* **DATA LISTING**:
------------

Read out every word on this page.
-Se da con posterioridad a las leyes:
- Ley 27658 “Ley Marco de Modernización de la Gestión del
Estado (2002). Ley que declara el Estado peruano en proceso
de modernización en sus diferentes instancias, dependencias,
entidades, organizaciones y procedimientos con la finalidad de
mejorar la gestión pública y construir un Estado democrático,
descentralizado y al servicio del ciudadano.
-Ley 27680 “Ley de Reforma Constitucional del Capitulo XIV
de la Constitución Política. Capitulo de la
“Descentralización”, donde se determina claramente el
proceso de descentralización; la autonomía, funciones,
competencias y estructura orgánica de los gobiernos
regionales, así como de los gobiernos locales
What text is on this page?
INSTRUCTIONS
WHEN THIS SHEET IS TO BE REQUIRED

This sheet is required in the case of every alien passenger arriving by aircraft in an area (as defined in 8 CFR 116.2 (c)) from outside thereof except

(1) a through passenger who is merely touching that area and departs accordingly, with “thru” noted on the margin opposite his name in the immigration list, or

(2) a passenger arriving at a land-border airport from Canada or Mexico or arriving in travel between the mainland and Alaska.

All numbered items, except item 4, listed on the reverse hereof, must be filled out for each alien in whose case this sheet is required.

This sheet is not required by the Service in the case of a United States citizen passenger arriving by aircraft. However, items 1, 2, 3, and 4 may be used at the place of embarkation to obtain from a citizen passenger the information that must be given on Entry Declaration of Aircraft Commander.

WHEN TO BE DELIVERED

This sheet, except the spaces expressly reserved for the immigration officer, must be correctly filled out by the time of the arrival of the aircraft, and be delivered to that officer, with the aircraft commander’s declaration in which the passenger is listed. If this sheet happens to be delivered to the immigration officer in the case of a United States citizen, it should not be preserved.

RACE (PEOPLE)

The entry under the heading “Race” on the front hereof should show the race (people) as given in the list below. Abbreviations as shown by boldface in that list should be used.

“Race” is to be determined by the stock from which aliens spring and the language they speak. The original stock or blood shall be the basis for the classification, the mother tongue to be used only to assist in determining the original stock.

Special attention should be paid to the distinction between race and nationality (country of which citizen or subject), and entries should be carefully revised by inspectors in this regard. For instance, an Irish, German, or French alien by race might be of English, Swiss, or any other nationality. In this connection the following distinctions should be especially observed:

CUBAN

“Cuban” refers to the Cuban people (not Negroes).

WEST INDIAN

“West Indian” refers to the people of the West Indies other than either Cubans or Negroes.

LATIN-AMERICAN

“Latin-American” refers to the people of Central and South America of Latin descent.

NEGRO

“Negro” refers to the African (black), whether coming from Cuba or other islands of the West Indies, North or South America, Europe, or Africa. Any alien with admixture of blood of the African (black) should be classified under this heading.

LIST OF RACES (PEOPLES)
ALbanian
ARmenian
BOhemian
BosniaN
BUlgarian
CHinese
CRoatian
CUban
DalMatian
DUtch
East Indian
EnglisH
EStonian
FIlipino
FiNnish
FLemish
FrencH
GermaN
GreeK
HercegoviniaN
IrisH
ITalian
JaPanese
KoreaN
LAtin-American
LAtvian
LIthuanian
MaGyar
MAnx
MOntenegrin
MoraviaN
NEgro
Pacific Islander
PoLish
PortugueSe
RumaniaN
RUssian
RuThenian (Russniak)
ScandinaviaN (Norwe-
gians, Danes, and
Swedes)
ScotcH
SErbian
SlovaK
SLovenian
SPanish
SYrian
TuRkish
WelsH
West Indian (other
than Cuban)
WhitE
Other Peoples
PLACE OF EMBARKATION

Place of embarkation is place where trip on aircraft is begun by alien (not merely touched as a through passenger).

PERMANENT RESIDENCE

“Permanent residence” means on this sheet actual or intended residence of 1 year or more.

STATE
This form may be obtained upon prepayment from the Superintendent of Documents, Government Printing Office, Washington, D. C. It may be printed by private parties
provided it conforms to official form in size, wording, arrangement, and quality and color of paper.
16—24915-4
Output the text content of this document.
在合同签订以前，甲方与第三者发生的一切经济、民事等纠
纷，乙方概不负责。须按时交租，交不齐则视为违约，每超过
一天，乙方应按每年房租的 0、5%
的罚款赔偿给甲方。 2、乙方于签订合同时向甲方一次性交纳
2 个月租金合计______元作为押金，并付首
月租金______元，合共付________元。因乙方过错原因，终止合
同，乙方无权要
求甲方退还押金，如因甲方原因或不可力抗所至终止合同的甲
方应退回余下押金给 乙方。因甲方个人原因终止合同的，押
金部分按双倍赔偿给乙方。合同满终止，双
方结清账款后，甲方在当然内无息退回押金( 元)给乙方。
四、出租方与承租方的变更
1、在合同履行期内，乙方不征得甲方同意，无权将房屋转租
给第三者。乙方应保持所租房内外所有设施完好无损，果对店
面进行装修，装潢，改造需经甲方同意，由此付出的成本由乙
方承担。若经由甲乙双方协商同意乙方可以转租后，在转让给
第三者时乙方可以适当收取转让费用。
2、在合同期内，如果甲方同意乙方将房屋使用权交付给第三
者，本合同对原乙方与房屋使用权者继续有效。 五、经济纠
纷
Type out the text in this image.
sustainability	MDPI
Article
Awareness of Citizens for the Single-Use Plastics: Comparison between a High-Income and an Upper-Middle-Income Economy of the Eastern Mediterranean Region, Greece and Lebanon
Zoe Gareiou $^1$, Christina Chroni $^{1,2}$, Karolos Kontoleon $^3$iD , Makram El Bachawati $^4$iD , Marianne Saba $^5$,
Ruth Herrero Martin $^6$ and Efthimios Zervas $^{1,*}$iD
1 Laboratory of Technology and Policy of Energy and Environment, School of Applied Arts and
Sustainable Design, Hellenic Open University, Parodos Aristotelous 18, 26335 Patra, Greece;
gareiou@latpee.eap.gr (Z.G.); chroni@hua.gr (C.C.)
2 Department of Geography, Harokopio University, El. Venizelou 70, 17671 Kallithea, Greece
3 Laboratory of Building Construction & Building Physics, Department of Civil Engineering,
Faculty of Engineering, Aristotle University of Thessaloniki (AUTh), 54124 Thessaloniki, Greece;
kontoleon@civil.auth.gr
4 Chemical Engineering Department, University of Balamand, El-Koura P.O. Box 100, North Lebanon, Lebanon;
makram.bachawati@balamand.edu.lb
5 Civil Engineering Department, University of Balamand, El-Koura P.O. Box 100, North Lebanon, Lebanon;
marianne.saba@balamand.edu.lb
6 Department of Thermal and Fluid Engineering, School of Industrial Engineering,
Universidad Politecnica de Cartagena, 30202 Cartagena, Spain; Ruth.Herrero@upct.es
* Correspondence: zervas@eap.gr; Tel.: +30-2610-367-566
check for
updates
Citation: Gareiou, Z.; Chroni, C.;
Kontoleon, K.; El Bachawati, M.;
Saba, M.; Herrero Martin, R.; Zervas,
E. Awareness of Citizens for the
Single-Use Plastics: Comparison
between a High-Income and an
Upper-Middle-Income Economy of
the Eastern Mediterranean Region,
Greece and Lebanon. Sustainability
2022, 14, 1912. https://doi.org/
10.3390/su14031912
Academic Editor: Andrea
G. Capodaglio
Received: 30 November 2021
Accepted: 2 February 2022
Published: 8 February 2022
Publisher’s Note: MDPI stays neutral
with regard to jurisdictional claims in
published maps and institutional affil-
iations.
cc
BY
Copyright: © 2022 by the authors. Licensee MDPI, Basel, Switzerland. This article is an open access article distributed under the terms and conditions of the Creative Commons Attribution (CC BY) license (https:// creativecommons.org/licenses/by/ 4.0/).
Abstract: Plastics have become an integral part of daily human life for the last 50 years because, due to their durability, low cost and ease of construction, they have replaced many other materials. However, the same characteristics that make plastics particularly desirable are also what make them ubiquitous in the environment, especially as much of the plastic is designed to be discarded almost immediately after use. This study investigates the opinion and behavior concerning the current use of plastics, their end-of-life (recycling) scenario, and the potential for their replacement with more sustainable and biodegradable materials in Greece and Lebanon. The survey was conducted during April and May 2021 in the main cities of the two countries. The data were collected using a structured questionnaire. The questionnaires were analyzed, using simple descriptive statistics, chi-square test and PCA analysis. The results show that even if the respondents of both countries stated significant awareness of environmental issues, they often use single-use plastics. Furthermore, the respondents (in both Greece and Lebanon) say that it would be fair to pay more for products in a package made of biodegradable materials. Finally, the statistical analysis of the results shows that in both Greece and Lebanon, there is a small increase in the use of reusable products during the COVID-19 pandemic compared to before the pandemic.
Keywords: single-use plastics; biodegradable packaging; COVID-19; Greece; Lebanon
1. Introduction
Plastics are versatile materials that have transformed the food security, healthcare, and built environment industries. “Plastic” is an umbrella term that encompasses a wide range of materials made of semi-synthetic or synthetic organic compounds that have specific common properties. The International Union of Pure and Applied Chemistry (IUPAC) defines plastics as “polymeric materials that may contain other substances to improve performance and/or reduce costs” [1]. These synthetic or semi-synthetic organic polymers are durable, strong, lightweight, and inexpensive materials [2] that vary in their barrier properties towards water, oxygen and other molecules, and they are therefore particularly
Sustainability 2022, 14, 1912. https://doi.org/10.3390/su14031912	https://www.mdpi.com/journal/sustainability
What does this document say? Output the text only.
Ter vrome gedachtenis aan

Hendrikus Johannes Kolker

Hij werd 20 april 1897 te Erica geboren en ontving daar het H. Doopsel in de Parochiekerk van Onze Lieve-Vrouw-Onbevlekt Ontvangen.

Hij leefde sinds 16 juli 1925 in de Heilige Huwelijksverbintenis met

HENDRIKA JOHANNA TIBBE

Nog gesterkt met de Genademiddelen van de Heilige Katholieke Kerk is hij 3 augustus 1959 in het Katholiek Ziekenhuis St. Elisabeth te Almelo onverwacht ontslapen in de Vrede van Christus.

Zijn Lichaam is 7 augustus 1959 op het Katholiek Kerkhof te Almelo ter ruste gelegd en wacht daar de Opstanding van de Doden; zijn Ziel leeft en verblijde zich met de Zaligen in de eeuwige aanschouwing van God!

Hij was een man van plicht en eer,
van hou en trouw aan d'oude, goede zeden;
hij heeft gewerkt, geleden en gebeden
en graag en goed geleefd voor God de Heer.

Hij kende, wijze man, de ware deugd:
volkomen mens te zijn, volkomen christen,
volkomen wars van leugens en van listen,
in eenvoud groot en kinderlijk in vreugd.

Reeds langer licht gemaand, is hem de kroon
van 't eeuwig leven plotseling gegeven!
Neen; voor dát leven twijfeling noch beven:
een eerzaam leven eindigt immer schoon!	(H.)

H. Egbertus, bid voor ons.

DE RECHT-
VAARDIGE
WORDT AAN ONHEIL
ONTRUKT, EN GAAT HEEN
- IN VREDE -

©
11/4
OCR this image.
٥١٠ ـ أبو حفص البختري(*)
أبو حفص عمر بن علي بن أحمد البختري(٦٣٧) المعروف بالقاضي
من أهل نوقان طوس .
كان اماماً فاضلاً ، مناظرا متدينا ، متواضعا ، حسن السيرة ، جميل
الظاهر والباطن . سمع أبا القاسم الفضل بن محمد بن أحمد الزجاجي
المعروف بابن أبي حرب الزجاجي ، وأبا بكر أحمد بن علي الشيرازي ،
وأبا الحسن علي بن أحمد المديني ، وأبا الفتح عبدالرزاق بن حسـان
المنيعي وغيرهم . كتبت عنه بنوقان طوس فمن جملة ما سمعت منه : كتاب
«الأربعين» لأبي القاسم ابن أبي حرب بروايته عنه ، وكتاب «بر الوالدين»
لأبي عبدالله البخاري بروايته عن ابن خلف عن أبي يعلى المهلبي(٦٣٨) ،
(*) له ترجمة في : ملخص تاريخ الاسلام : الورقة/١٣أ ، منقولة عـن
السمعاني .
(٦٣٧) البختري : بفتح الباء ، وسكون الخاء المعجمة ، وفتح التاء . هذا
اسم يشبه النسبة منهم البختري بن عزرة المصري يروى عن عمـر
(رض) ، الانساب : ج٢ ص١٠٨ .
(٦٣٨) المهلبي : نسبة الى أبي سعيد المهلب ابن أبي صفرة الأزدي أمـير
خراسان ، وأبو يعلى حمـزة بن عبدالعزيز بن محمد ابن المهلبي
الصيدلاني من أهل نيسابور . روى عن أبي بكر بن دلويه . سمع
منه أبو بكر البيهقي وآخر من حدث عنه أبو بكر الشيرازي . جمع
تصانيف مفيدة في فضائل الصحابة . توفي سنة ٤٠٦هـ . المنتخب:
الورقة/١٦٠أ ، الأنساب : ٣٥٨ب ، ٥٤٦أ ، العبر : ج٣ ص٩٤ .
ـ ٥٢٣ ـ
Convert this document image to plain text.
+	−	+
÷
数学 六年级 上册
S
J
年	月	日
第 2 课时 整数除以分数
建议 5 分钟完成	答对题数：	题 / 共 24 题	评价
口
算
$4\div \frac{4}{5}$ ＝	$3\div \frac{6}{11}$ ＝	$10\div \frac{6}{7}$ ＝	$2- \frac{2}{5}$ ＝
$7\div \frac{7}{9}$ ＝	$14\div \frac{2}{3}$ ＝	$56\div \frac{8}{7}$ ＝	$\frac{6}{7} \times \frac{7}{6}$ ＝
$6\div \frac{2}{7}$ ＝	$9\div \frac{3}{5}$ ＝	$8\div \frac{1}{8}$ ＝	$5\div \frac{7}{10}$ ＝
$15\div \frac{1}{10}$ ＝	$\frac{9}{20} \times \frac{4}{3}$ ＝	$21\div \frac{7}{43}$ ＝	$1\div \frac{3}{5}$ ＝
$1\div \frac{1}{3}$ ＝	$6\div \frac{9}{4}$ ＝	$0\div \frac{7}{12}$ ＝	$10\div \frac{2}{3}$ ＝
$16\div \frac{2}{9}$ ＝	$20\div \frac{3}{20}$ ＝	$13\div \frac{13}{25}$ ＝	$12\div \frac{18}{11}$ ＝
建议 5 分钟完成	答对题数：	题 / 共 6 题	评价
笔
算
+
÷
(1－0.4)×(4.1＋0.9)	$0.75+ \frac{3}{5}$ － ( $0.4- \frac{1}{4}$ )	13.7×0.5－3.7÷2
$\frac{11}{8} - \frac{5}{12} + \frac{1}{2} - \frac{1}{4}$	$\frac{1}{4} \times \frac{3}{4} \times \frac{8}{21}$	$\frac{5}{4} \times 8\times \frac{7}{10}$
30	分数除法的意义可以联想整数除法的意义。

------------

* **GIVEN INSTRUCTION**:
Copy every line above in which the string "Estado" shows up.

* **FINAL RESULT**:
Estado (2002). Ley que declara el Estado peruano en proceso
mejorar la gestión pública y construir un Estado democrático,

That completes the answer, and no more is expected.